+++ Input data +++

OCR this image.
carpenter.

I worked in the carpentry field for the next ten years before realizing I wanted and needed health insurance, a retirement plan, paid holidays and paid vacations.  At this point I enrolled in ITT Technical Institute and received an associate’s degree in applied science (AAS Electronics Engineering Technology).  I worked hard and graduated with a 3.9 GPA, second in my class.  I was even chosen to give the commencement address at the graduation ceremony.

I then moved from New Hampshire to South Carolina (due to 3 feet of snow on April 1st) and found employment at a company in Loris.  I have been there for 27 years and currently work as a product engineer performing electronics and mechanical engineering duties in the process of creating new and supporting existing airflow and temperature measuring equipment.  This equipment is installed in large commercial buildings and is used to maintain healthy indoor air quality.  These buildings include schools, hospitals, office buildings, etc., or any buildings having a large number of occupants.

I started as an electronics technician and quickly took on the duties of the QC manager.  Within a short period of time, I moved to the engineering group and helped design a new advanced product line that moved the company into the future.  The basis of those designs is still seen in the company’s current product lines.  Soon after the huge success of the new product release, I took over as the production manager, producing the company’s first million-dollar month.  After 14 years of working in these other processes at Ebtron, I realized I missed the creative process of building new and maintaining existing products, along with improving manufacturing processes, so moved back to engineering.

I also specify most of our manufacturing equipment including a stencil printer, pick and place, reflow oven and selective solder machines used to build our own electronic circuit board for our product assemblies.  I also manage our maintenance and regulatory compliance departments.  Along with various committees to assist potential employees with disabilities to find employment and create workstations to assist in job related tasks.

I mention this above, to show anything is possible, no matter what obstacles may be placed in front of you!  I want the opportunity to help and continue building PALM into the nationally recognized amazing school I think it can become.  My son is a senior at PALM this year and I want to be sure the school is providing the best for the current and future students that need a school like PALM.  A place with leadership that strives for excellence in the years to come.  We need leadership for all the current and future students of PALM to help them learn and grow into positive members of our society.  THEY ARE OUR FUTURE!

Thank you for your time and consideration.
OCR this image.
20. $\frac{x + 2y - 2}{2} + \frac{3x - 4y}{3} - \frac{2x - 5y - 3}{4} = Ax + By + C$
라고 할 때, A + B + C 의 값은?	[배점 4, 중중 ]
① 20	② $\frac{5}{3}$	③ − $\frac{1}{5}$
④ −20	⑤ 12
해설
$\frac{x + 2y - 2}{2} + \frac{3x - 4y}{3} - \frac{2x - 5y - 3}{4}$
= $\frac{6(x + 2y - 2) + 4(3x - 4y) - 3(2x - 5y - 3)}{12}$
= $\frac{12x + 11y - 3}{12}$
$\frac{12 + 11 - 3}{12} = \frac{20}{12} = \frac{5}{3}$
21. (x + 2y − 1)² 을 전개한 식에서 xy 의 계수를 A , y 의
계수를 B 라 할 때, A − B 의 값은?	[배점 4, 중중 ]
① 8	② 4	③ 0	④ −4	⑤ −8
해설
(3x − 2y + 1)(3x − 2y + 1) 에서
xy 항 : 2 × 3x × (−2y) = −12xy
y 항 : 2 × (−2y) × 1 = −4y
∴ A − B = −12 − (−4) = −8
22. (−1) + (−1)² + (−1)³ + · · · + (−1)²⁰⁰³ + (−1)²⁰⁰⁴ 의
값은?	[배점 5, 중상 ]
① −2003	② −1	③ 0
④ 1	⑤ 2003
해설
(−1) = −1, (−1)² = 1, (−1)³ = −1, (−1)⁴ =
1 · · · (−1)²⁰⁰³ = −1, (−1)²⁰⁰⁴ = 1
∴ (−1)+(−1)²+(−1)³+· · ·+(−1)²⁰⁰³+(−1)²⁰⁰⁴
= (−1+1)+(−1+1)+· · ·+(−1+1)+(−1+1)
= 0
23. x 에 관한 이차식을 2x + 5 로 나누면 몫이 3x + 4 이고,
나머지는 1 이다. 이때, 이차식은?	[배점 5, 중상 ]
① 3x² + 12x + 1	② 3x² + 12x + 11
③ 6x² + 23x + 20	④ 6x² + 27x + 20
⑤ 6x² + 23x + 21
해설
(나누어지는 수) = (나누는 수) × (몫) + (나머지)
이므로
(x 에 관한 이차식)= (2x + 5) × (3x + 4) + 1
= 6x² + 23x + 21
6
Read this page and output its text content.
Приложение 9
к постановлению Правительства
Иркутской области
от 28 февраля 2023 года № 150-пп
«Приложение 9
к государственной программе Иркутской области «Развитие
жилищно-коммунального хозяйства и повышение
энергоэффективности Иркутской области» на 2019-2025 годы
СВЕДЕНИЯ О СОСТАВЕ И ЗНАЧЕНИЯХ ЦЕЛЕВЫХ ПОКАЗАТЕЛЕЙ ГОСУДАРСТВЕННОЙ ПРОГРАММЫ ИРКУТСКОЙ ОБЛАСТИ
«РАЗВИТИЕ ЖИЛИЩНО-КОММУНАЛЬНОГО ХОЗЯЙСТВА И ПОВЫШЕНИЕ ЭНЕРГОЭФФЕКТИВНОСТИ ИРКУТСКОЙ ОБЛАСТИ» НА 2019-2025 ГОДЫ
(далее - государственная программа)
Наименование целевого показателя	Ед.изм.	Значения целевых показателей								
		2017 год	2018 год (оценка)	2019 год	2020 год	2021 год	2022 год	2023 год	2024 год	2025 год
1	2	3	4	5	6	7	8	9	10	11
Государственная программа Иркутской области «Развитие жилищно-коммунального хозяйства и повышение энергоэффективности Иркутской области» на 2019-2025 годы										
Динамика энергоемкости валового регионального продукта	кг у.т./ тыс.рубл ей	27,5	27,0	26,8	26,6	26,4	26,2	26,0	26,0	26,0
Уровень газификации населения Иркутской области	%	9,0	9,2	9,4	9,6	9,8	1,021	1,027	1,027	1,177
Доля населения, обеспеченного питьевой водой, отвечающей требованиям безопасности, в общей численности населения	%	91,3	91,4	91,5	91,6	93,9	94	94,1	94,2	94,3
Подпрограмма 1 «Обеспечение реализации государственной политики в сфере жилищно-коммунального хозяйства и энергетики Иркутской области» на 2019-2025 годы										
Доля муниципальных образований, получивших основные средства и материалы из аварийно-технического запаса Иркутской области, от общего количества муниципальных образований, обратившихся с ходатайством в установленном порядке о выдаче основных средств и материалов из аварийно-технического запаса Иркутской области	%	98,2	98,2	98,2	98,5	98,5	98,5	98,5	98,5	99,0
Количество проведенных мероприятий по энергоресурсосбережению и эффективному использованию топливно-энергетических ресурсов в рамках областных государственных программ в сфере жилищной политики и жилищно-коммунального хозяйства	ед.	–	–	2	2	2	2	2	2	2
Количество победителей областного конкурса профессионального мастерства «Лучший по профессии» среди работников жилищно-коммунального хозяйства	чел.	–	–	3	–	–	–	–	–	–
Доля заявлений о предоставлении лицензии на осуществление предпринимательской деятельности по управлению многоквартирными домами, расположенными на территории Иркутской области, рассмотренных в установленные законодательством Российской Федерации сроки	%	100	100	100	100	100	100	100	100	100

+++

## Written problem:
Each line above is to be repeated exactly.

## In response:
OCR this image.
carpenter.

I worked in the carpentry field for the next ten years before realizing I wanted and needed health insurance, a retirement plan, paid holidays and paid vacations.  At this point I enrolled in ITT Technical Institute and received an associate’s degree in applied science (AAS Electronics Engineering Technology).  I worked hard and graduated with a 3.9 GPA, second in my class.  I was even chosen to give the commencement address at the graduation ceremony.

I then moved from New Hampshire to South Carolina (due to 3 feet of snow on April 1st) and found employment at a company in Loris.  I have been there for 27 years and currently work as a product engineer performing electronics and mechanical engineering duties in the process of creating new and supporting existing airflow and temperature measuring equipment.  This equipment is installed in large commercial buildings and is used to maintain healthy indoor air quality.  These buildings include schools, hospitals, office buildings, etc., or any buildings having a large number of occupants.

I started as an electronics technician and quickly took on the duties of the QC manager.  Within a short period of time, I moved to the engineering group and helped design a new advanced product line that moved the company into the future.  The basis of those designs is still seen in the company’s current product lines.  Soon after the huge success of the new product release, I took over as the production manager, producing the company’s first million-dollar month.  After 14 years of working in these other processes at Ebtron, I realized I missed the creative process of building new and maintaining existing products, along with improving manufacturing processes, so moved back to engineering.

I also specify most of our manufacturing equipment including a stencil printer, pick and place, reflow oven and selective solder machines used to build our own electronic circuit board for our product assemblies.  I also manage our maintenance and regulatory compliance departments.  Along with various committees to assist potential employees with disabilities to find employment and create workstations to assist in job related tasks.

I mention this above, to show anything is possible, no matter what obstacles may be placed in front of you!  I want the opportunity to help and continue building PALM into the nationally recognized amazing school I think it can become.  My son is a senior at PALM this year and I want to be sure the school is providing the best for the current and future students that need a school like PALM.  A place with leadership that strives for excellence in the years to come.  We need leadership for all the current and future students of PALM to help them learn and grow into positive members of our society.  THEY ARE OUR FUTURE!

Thank you for your time and consideration.
OCR this image.
20. $\frac{x + 2y - 2}{2} + \frac{3x - 4y}{3} - \frac{2x - 5y - 3}{4} = Ax + By + C$
라고 할 때, A + B + C 의 값은?	[배점 4, 중중 ]
① 20	② $\frac{5}{3}$	③ − $\frac{1}{5}$
④ −20	⑤ 12
해설
$\frac{x + 2y - 2}{2} + \frac{3x - 4y}{3} - \frac{2x - 5y - 3}{4}$
= $\frac{6(x + 2y - 2) + 4(3x - 4y) - 3(2x - 5y - 3)}{12}$
= $\frac{12x + 11y - 3}{12}$
$\frac{12 + 11 - 3}{12} = \frac{20}{12} = \frac{5}{3}$
21. (x + 2y − 1)² 을 전개한 식에서 xy 의 계수를 A , y 의
계수를 B 라 할 때, A − B 의 값은?	[배점 4, 중중 ]
① 8	② 4	③ 0	④ −4	⑤ −8
해설
(3x − 2y + 1)(3x − 2y + 1) 에서
xy 항 : 2 × 3x × (−2y) = −12xy
y 항 : 2 × (−2y) × 1 = −4y
∴ A − B = −12 − (−4) = −8
22. (−1) + (−1)² + (−1)³ + · · · + (−1)²⁰⁰³ + (−1)²⁰⁰⁴ 의
값은?	[배점 5, 중상 ]
① −2003	② −1	③ 0
④ 1	⑤ 2003
해설
(−1) = −1, (−1)² = 1, (−1)³ = −1, (−1)⁴ =
1 · · · (−1)²⁰⁰³ = −1, (−1)²⁰⁰⁴ = 1
∴ (−1)+(−1)²+(−1)³+· · ·+(−1)²⁰⁰³+(−1)²⁰⁰⁴
= (−1+1)+(−1+1)+· · ·+(−1+1)+(−1+1)
= 0
23. x 에 관한 이차식을 2x + 5 로 나누면 몫이 3x + 4 이고,
나머지는 1 이다. 이때, 이차식은?	[배점 5, 중상 ]
① 3x² + 12x + 1	② 3x² + 12x + 11
③ 6x² + 23x + 20	④ 6x² + 27x + 20
⑤ 6x² + 23x + 21
해설
(나누어지는 수) = (나누는 수) × (몫) + (나머지)
이므로
(x 에 관한 이차식)= (2x + 5) × (3x + 4) + 1
= 6x² + 23x + 21
6
Read this page and output its text content.
Приложение 9
к постановлению Правительства
Иркутской области
от 28 февраля 2023 года № 150-пп
«Приложение 9
к государственной программе Иркутской области «Развитие
жилищно-коммунального хозяйства и повышение
энергоэффективности Иркутской области» на 2019-2025 годы
СВЕДЕНИЯ О СОСТАВЕ И ЗНАЧЕНИЯХ ЦЕЛЕВЫХ ПОКАЗАТЕЛЕЙ ГОСУДАРСТВЕННОЙ ПРОГРАММЫ ИРКУТСКОЙ ОБЛАСТИ
«РАЗВИТИЕ ЖИЛИЩНО-КОММУНАЛЬНОГО ХОЗЯЙСТВА И ПОВЫШЕНИЕ ЭНЕРГОЭФФЕКТИВНОСТИ ИРКУТСКОЙ ОБЛАСТИ» НА 2019-2025 ГОДЫ
(далее - государственная программа)
Наименование целевого показателя	Ед.изм.	Значения целевых показателей								
		2017 год	2018 год (оценка)	2019 год	2020 год	2021 год	2022 год	2023 год	2024 год	2025 год
1	2	3	4	5	6	7	8	9	10	11
Государственная программа Иркутской области «Развитие жилищно-коммунального хозяйства и повышение энергоэффективности Иркутской области» на 2019-2025 годы										
Динамика энергоемкости валового регионального продукта	кг у.т./ тыс.рубл ей	27,5	27,0	26,8	26,6	26,4	26,2	26,0	26,0	26,0
Уровень газификации населения Иркутской области	%	9,0	9,2	9,4	9,6	9,8	1,021	1,027	1,027	1,177
Доля населения, обеспеченного питьевой водой, отвечающей требованиям безопасности, в общей численности населения	%	91,3	91,4	91,5	91,6	93,9	94	94,1	94,2	94,3
Подпрограмма 1 «Обеспечение реализации государственной политики в сфере жилищно-коммунального хозяйства и энергетики Иркутской области» на 2019-2025 годы										
Доля муниципальных образований, получивших основные средства и материалы из аварийно-технического запаса Иркутской области, от общего количества муниципальных образований, обратившихся с ходатайством в установленном порядке о выдаче основных средств и материалов из аварийно-технического запаса Иркутской области	%	98,2	98,2	98,2	98,5	98,5	98,5	98,5	98,5	99,0
Количество проведенных мероприятий по энергоресурсосбережению и эффективному использованию топливно-энергетических ресурсов в рамках областных государственных программ в сфере жилищной политики и жилищно-коммунального хозяйства	ед.	–	–	2	2	2	2	2	2	2
Количество победителей областного конкурса профессионального мастерства «Лучший по профессии» среди работников жилищно-коммунального хозяйства	чел.	–	–	3	–	–	–	–	–	–
Доля заявлений о предоставлении лицензии на осуществление предпринимательской деятельности по управлению многоквартирными домами, расположенными на территории Иркутской области, рассмотренных в установленные законодательством Российской Федерации сроки	%	100	100	100	100	100	100	100	100	100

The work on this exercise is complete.